■ Written task ■
Go through the records line by line and work out how many lines hold the word "部分房屋质量较好". Answer with the number only.

■ Data lines ■
━━━━━━━━━━
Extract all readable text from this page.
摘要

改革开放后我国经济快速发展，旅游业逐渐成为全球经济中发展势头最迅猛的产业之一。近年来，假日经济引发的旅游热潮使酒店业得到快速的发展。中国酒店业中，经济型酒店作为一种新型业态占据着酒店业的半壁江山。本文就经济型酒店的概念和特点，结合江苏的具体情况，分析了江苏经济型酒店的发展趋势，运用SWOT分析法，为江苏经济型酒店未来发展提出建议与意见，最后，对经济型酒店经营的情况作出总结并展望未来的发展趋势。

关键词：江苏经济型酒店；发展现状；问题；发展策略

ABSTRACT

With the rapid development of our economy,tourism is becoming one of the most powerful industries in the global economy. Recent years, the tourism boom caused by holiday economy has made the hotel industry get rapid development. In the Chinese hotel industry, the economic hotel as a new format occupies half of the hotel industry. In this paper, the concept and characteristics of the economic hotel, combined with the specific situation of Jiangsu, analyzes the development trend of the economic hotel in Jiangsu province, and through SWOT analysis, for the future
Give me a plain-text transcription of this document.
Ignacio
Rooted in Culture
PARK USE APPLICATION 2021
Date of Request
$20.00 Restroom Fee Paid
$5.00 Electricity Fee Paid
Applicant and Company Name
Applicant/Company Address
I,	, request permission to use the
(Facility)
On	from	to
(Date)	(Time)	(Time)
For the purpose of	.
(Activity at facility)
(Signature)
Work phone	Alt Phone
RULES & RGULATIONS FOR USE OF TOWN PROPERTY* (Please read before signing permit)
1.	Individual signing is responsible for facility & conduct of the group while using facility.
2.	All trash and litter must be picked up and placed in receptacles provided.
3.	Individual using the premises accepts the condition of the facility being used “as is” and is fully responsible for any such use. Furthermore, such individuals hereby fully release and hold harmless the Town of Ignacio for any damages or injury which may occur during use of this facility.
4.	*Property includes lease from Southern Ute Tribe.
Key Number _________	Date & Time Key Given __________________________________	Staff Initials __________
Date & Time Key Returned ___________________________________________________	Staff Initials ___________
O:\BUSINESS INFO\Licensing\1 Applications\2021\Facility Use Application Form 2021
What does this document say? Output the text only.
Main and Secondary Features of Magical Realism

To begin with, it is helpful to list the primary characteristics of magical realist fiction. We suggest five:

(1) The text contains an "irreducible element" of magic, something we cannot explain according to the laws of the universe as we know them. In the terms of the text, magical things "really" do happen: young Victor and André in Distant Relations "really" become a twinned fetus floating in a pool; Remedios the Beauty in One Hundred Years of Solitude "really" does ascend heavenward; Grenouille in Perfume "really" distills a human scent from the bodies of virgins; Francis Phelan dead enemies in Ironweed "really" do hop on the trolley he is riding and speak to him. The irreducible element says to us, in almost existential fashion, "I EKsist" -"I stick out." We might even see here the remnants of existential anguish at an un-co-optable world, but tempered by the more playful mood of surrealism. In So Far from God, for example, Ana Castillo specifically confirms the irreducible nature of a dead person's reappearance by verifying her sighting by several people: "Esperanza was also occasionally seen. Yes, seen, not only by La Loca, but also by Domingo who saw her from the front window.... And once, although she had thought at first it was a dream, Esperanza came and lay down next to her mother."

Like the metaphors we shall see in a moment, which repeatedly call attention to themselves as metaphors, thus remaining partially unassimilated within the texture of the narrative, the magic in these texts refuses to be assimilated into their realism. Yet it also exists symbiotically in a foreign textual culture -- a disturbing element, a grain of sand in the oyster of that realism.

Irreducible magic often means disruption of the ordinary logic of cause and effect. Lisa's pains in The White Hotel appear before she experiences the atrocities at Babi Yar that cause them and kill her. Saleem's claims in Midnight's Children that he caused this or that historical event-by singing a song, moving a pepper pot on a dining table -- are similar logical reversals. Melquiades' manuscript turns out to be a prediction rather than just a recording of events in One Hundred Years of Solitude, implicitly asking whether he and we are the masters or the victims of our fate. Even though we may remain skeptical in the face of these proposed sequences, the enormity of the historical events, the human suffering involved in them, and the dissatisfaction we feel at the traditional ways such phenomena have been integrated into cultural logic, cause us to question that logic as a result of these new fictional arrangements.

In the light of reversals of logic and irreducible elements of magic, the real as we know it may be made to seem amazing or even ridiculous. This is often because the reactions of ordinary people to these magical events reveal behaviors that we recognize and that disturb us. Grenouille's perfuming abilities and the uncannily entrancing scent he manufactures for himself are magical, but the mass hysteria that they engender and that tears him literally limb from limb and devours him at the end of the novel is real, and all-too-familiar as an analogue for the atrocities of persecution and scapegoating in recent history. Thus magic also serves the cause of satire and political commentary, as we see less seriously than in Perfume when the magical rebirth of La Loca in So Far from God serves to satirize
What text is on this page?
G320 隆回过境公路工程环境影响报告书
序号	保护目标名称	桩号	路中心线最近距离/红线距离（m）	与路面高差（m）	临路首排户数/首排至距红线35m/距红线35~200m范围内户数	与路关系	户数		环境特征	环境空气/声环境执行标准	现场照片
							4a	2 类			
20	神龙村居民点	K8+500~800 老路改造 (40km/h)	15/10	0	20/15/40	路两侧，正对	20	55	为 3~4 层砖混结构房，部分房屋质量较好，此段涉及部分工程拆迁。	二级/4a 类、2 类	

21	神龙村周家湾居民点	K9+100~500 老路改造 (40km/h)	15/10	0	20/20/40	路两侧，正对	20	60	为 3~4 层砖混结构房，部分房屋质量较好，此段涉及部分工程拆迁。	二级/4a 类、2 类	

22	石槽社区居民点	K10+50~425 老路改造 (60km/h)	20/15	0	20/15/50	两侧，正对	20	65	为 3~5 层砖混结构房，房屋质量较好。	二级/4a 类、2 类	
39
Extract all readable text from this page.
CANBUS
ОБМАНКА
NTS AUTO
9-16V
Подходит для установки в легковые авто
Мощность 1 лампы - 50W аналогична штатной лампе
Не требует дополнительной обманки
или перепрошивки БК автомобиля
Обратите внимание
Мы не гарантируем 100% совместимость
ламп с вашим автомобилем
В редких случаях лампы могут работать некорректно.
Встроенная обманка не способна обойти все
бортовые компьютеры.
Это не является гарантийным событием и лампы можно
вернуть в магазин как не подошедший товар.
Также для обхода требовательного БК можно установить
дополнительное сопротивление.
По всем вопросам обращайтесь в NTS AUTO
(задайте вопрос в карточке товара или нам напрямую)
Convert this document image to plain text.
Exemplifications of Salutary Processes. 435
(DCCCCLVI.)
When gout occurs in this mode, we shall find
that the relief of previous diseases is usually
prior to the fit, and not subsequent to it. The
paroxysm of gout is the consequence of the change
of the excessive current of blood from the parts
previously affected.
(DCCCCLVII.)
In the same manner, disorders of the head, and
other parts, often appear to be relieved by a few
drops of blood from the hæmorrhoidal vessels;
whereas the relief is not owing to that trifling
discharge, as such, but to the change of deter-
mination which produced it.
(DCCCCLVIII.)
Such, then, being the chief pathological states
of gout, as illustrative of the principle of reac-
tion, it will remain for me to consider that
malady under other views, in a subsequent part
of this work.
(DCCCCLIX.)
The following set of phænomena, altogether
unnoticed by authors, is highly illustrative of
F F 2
━━━━━━━━━━
■ Full solution ■
2